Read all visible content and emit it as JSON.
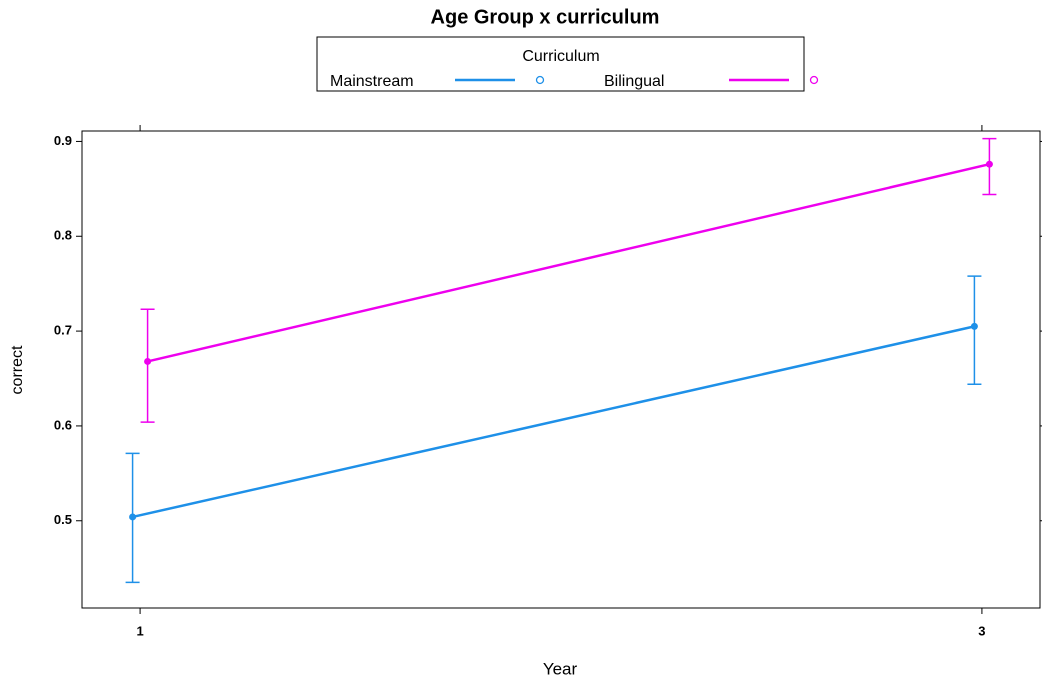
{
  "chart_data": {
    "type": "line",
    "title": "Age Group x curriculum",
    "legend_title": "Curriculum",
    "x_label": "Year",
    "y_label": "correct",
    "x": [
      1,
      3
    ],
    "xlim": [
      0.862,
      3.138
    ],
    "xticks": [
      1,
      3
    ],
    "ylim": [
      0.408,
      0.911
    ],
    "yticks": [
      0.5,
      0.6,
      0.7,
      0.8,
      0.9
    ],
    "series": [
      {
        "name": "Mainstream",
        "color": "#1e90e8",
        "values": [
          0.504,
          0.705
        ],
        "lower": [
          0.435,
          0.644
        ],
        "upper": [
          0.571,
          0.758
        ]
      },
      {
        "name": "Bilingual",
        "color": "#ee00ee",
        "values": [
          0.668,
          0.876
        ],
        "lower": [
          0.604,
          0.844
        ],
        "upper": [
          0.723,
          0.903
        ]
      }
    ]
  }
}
::::::::::
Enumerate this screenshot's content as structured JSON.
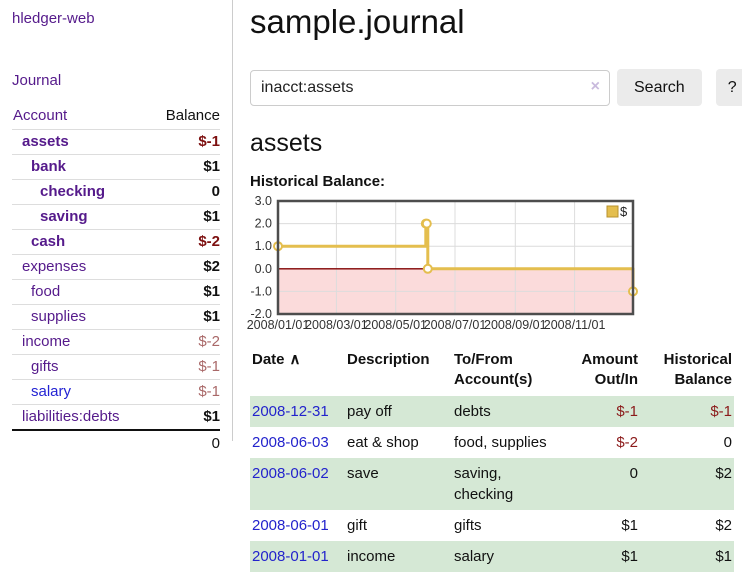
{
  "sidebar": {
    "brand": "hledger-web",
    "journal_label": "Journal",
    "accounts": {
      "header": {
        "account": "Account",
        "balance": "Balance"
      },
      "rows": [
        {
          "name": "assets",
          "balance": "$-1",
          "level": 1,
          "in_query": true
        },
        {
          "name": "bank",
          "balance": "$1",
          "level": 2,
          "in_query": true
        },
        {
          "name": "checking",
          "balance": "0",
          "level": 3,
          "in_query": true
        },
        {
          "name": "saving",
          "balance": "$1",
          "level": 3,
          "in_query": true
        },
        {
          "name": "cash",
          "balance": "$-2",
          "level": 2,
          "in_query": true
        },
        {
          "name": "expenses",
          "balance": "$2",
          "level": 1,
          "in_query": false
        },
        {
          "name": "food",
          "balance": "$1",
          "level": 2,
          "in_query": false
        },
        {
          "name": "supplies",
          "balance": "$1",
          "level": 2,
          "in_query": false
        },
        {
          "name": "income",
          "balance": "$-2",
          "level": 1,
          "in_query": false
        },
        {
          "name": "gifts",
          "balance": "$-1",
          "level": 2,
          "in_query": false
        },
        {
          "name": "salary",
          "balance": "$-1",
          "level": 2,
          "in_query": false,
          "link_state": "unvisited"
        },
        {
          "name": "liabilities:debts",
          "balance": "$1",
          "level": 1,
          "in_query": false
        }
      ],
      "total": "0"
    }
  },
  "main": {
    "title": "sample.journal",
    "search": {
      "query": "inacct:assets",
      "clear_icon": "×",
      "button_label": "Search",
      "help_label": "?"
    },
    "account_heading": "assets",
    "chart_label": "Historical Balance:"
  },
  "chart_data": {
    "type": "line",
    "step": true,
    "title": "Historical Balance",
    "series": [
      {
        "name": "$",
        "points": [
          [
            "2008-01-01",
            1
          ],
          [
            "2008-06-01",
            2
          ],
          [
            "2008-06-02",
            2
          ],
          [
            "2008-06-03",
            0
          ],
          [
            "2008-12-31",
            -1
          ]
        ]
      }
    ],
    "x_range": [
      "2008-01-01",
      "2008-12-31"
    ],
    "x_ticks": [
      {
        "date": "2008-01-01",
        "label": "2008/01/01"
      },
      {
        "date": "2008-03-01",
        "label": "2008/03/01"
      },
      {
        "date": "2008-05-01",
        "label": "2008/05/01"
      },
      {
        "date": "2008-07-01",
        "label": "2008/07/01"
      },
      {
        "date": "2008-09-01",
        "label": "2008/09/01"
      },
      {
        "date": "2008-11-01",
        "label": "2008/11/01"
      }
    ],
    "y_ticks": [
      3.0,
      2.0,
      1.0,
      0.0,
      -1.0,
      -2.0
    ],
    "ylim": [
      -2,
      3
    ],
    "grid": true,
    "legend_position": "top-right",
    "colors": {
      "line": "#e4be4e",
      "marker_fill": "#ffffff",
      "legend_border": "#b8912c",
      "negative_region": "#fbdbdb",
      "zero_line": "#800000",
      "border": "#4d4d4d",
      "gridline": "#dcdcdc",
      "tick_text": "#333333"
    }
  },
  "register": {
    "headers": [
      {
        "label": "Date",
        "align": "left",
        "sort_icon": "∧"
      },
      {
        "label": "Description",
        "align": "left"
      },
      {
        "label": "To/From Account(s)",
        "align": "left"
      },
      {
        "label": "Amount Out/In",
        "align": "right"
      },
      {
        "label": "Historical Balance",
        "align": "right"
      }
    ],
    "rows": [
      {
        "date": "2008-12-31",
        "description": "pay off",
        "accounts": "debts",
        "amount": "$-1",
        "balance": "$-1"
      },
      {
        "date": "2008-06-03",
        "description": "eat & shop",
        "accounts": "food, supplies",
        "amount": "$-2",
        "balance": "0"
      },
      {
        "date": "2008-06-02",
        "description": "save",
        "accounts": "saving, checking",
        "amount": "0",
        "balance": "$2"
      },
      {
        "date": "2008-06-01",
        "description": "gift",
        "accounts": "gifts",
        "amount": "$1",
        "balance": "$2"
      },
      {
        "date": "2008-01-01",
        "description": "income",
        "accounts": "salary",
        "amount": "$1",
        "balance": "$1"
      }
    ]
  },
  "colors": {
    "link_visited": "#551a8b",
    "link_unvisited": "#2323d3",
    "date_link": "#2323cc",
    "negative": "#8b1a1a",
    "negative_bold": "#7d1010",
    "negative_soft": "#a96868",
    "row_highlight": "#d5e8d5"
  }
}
::::::::::
* _Challenge_
Filter the data, keeping only the lines that contain "content".

* _Finished answer_
Read all visible content and emit it as JSON.
Enumerate this screenshot's content as structured JSON.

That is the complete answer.